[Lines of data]
******************************

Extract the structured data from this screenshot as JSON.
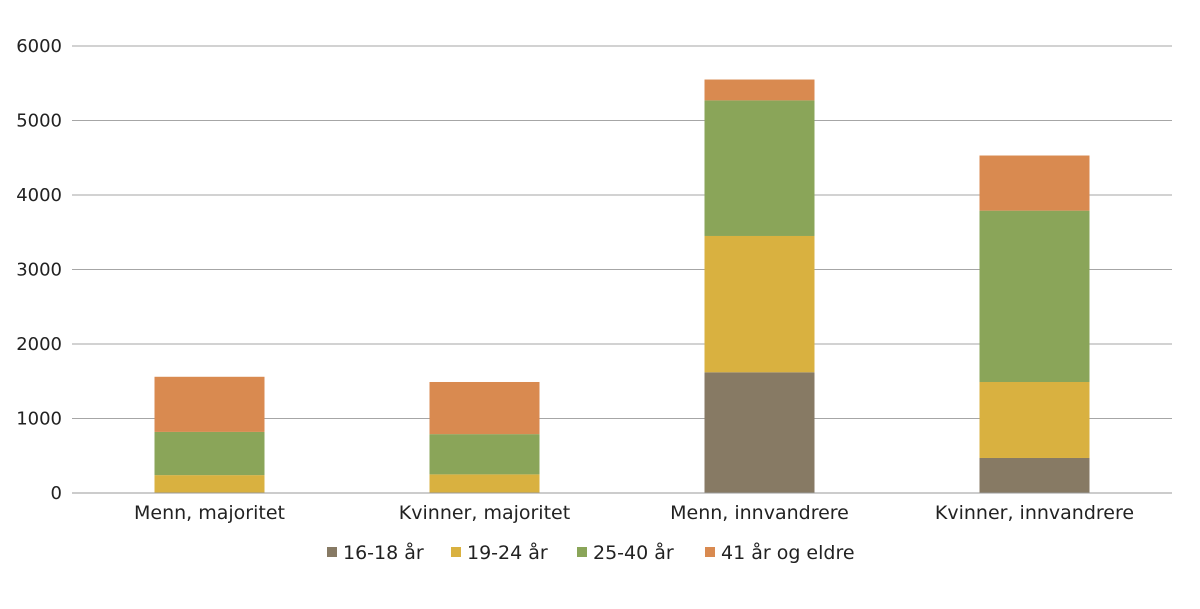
{
  "chart_data": {
    "type": "bar",
    "stacked": true,
    "categories": [
      "Menn, majoritet",
      "Kvinner, majoritet",
      "Menn, innvandrere",
      "Kvinner, innvandrere"
    ],
    "series": [
      {
        "name": "16-18 år",
        "color": "#877a64",
        "values": [
          0,
          0,
          1620,
          470
        ]
      },
      {
        "name": "19-24 år",
        "color": "#d9b140",
        "values": [
          240,
          250,
          1830,
          1020
        ]
      },
      {
        "name": "25-40 år",
        "color": "#8aa559",
        "values": [
          580,
          540,
          1820,
          2300
        ]
      },
      {
        "name": "41 år og eldre",
        "color": "#d98a50",
        "values": [
          740,
          700,
          280,
          740
        ]
      }
    ],
    "ylim": [
      0,
      6000
    ],
    "yticks": [
      0,
      1000,
      2000,
      3000,
      4000,
      5000,
      6000
    ],
    "grid": true,
    "legend": "bottom"
  }
}
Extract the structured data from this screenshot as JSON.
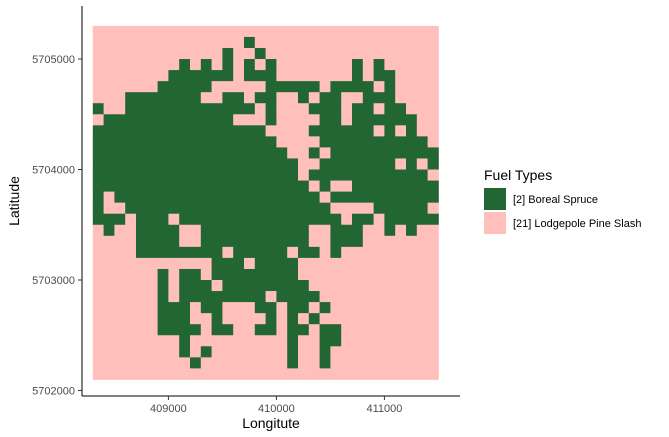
{
  "chart_data": {
    "type": "heatmap",
    "xlabel": "Longitute",
    "ylabel": "Latitude",
    "xlim": [
      408200,
      411700
    ],
    "ylim": [
      5701950,
      5705480
    ],
    "x_ticks": [
      409000,
      410000,
      411000
    ],
    "x_tick_labels": [
      "409000",
      "410000",
      "411000"
    ],
    "y_ticks": [
      5702000,
      5703000,
      5704000,
      5705000
    ],
    "y_tick_labels": [
      "5702000",
      "5703000",
      "5704000",
      "5705000"
    ],
    "grid": false,
    "legend_position": "right",
    "legend": {
      "title": "Fuel Types",
      "entries": [
        {
          "label": "[2] Boreal Spruce",
          "color": "#226633"
        },
        {
          "label": "[21] Lodgepole Pine Slash",
          "color": "#ffc0bc"
        }
      ]
    },
    "raster": {
      "x_min": 408300,
      "y_top": 5705300,
      "cell_size": 100,
      "columns": 32,
      "rows": 32,
      "legend": {
        "s": "[2] Boreal Spruce",
        ".": "[21] Lodgepole Pine Slash"
      },
      "grid": [
        "................................",
        "..............s.................",
        "............s..s................",
        "........s.s.s.s.s.......s.s.....",
        ".......ssssss.sss.......s.ss....",
        "......sssss.....sssss.ssss.s....",
        "...sssssss..ss.ss..s.ss..sss....",
        "s..ssssssssssss.s...sss.ss.ss...",
        ".ssssssssssss...s....ss.ssssss..",
        "ssssssssssssssss....ssssss.s.s..",
        "sssssssssssssssss....ssssssssss.",
        "ssssssssssssssssss..s.ssssssssss",
        "sssssssssssssssssss..sssssss.s.s",
        "sssssssssssssssssss.sssssssssss.",
        "ssssssssssssssssssss.s..ssssssss",
        "s.sssssssssssssssssss.ssssssssss",
        "s..sssssssssssssssssss....sssss.",
        "sss.sss.sssssssssssssss.ss.sssss",
        ".s..ssss..ssssssssss..sss..s.s..",
        "....ssss..ssssssssss..sss.......",
        "....ssssssss.sssss.ss.s.........",
        "...........sss.ssss.............",
        "......s.ss.ssssssss.............",
        "......s.sss.ssssssss............",
        "......s.ssssssss.ssss...........",
        "......sss.ss...ss.ss.s..........",
        "......sss..s....s.s.s...........",
        "......ssss.ss..ss.ss.ss.........",
        "........s.........s..ss.........",
        "........s.s.......s..s..........",
        ".........s........s..s..........",
        "................................"
      ]
    }
  }
}
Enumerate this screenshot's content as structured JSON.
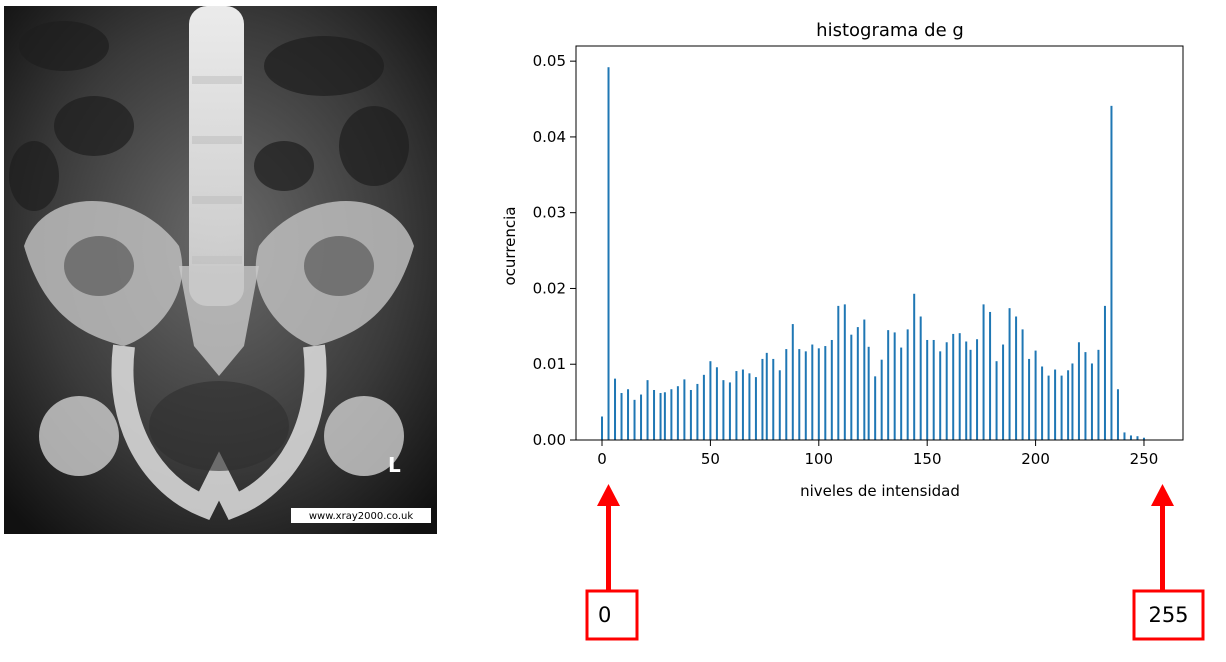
{
  "xray": {
    "side_marker": "L",
    "watermark": "www.xray2000.co.uk"
  },
  "chart_data": {
    "type": "bar",
    "title": "histograma de g",
    "xlabel": "niveles de intensidad",
    "ylabel": "ocurrencia",
    "xlim": [
      -12,
      268
    ],
    "ylim": [
      0,
      0.052
    ],
    "xticks": [
      0,
      50,
      100,
      150,
      200,
      250
    ],
    "yticks": [
      "0.00",
      "0.01",
      "0.02",
      "0.03",
      "0.04",
      "0.05"
    ],
    "bar_color": "#1f77b4",
    "grid": false,
    "x": [
      0,
      3,
      6,
      9,
      12,
      15,
      18,
      21,
      24,
      27,
      29,
      32,
      35,
      38,
      41,
      44,
      47,
      50,
      53,
      56,
      59,
      62,
      65,
      68,
      71,
      74,
      76,
      79,
      82,
      85,
      88,
      91,
      94,
      97,
      100,
      103,
      106,
      109,
      112,
      115,
      118,
      121,
      123,
      126,
      129,
      132,
      135,
      138,
      141,
      144,
      147,
      150,
      153,
      156,
      159,
      162,
      165,
      168,
      170,
      173,
      176,
      179,
      182,
      185,
      188,
      191,
      194,
      197,
      200,
      203,
      206,
      209,
      212,
      215,
      217,
      220,
      223,
      226,
      229,
      232,
      235,
      238,
      241,
      244,
      247,
      250
    ],
    "values": [
      0.0031,
      0.0492,
      0.0081,
      0.0062,
      0.0067,
      0.0053,
      0.006,
      0.0079,
      0.0066,
      0.0062,
      0.0063,
      0.0067,
      0.0071,
      0.008,
      0.0066,
      0.0074,
      0.0086,
      0.0104,
      0.0096,
      0.0079,
      0.0076,
      0.0091,
      0.0093,
      0.0088,
      0.0083,
      0.0107,
      0.0115,
      0.0107,
      0.0092,
      0.012,
      0.0153,
      0.012,
      0.0117,
      0.0126,
      0.0121,
      0.0124,
      0.0132,
      0.0177,
      0.0179,
      0.0139,
      0.0149,
      0.0159,
      0.0123,
      0.0084,
      0.0106,
      0.0145,
      0.0142,
      0.0122,
      0.0146,
      0.0193,
      0.0163,
      0.0132,
      0.0132,
      0.0117,
      0.0129,
      0.014,
      0.0141,
      0.013,
      0.0119,
      0.0133,
      0.0179,
      0.0169,
      0.0104,
      0.0126,
      0.0174,
      0.0163,
      0.0146,
      0.0107,
      0.0118,
      0.0097,
      0.0085,
      0.0093,
      0.0085,
      0.0092,
      0.0101,
      0.0129,
      0.0116,
      0.0101,
      0.0119,
      0.0177,
      0.0441,
      0.0067,
      0.001,
      0.0006,
      0.0005,
      0.0003
    ]
  },
  "annotations": {
    "left_label": "0",
    "right_label": "255",
    "color": "#ff0000"
  }
}
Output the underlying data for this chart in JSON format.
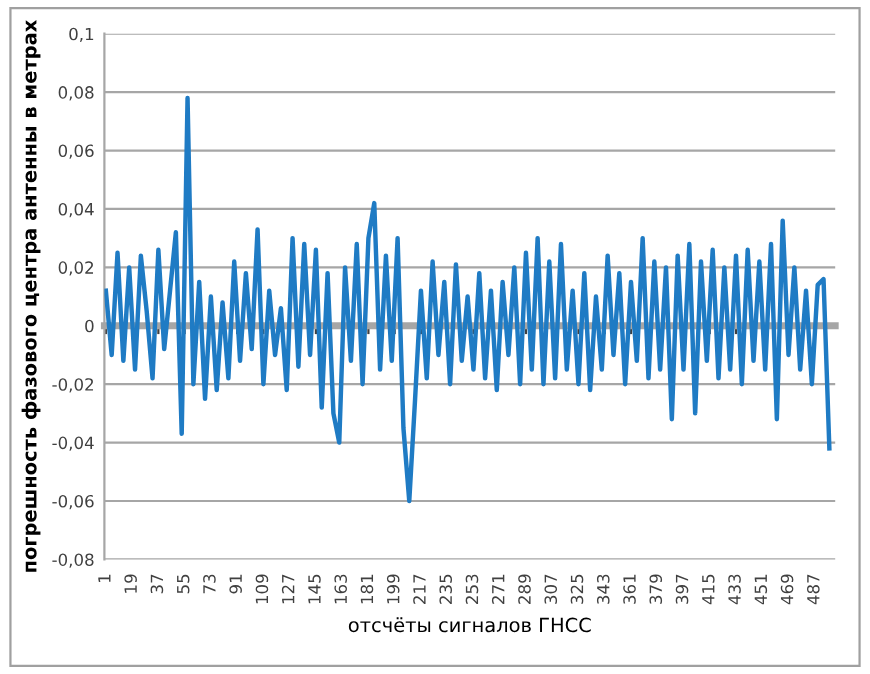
{
  "chart_data": {
    "type": "line",
    "ylabel": "погрешность фазового центра антенны в метрах",
    "xlabel": "отсчёты сигналов ГНСС",
    "x": [
      1,
      5,
      9,
      13,
      17,
      21,
      25,
      29,
      33,
      37,
      41,
      45,
      49,
      53,
      57,
      61,
      65,
      69,
      73,
      77,
      81,
      85,
      89,
      93,
      97,
      101,
      105,
      109,
      113,
      117,
      121,
      125,
      129,
      133,
      137,
      141,
      145,
      149,
      153,
      157,
      161,
      165,
      169,
      173,
      177,
      181,
      185,
      189,
      193,
      197,
      201,
      205,
      209,
      213,
      217,
      221,
      225,
      229,
      233,
      237,
      241,
      245,
      249,
      253,
      257,
      261,
      265,
      269,
      273,
      277,
      281,
      285,
      289,
      293,
      297,
      301,
      305,
      309,
      313,
      317,
      321,
      325,
      329,
      333,
      337,
      341,
      345,
      349,
      353,
      357,
      361,
      365,
      369,
      373,
      377,
      381,
      385,
      389,
      393,
      397,
      401,
      405,
      409,
      413,
      417,
      421,
      425,
      429,
      433,
      437,
      441,
      445,
      449,
      453,
      457,
      461,
      465,
      469,
      473,
      477,
      481,
      485,
      489,
      493,
      497
    ],
    "series": [
      {
        "color": "#1f7bc4",
        "values": [
          0.012,
          -0.01,
          0.025,
          -0.012,
          0.02,
          -0.015,
          0.024,
          0.005,
          -0.018,
          0.026,
          -0.008,
          0.012,
          0.032,
          -0.037,
          0.078,
          -0.02,
          0.015,
          -0.025,
          0.01,
          -0.022,
          0.008,
          -0.018,
          0.022,
          -0.012,
          0.018,
          -0.008,
          0.033,
          -0.02,
          0.012,
          -0.01,
          0.006,
          -0.022,
          0.03,
          -0.014,
          0.028,
          -0.01,
          0.026,
          -0.028,
          0.018,
          -0.03,
          -0.04,
          0.02,
          -0.012,
          0.028,
          -0.02,
          0.03,
          0.042,
          -0.015,
          0.024,
          -0.012,
          0.03,
          -0.035,
          -0.06,
          -0.025,
          0.012,
          -0.018,
          0.022,
          -0.01,
          0.015,
          -0.02,
          0.021,
          -0.012,
          0.01,
          -0.015,
          0.018,
          -0.018,
          0.012,
          -0.022,
          0.015,
          -0.01,
          0.02,
          -0.02,
          0.025,
          -0.015,
          0.03,
          -0.02,
          0.022,
          -0.018,
          0.028,
          -0.015,
          0.012,
          -0.02,
          0.018,
          -0.022,
          0.01,
          -0.015,
          0.024,
          -0.01,
          0.018,
          -0.02,
          0.015,
          -0.012,
          0.03,
          -0.018,
          0.022,
          -0.015,
          0.02,
          -0.032,
          0.024,
          -0.015,
          0.028,
          -0.03,
          0.022,
          -0.012,
          0.026,
          -0.018,
          0.02,
          -0.015,
          0.024,
          -0.02,
          0.026,
          -0.012,
          0.022,
          -0.015,
          0.028,
          -0.032,
          0.036,
          -0.01,
          0.02,
          -0.015,
          0.012,
          -0.02,
          0.014,
          0.016,
          -0.042
        ]
      }
    ],
    "xlim": [
      0,
      501
    ],
    "xticks": [
      1,
      19,
      37,
      55,
      73,
      91,
      109,
      127,
      145,
      163,
      181,
      199,
      217,
      235,
      253,
      271,
      289,
      307,
      325,
      343,
      361,
      379,
      397,
      415,
      433,
      451,
      469,
      487
    ],
    "ylim": [
      -0.08,
      0.1
    ],
    "yticks": [
      {
        "value": -0.08,
        "label": "-0,08"
      },
      {
        "value": -0.06,
        "label": "-0,06"
      },
      {
        "value": -0.04,
        "label": "-0,04"
      },
      {
        "value": -0.02,
        "label": "-0,02"
      },
      {
        "value": 0,
        "label": "0"
      },
      {
        "value": 0.02,
        "label": "0,02"
      },
      {
        "value": 0.04,
        "label": "0,04"
      },
      {
        "value": 0.06,
        "label": "0,06"
      },
      {
        "value": 0.08,
        "label": "0,08"
      },
      {
        "value": 0.1,
        "label": "0,1"
      }
    ],
    "grid": "y",
    "legend": false,
    "marker": "none",
    "line_style": "solid"
  }
}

******************************

Aim:
Find the lines above that contain the word "Pine" and collect them.

Result below:
          "label": "[21] Lodgepole Pine Slash",
        ".": "[21] Lodgepole Pine Slash"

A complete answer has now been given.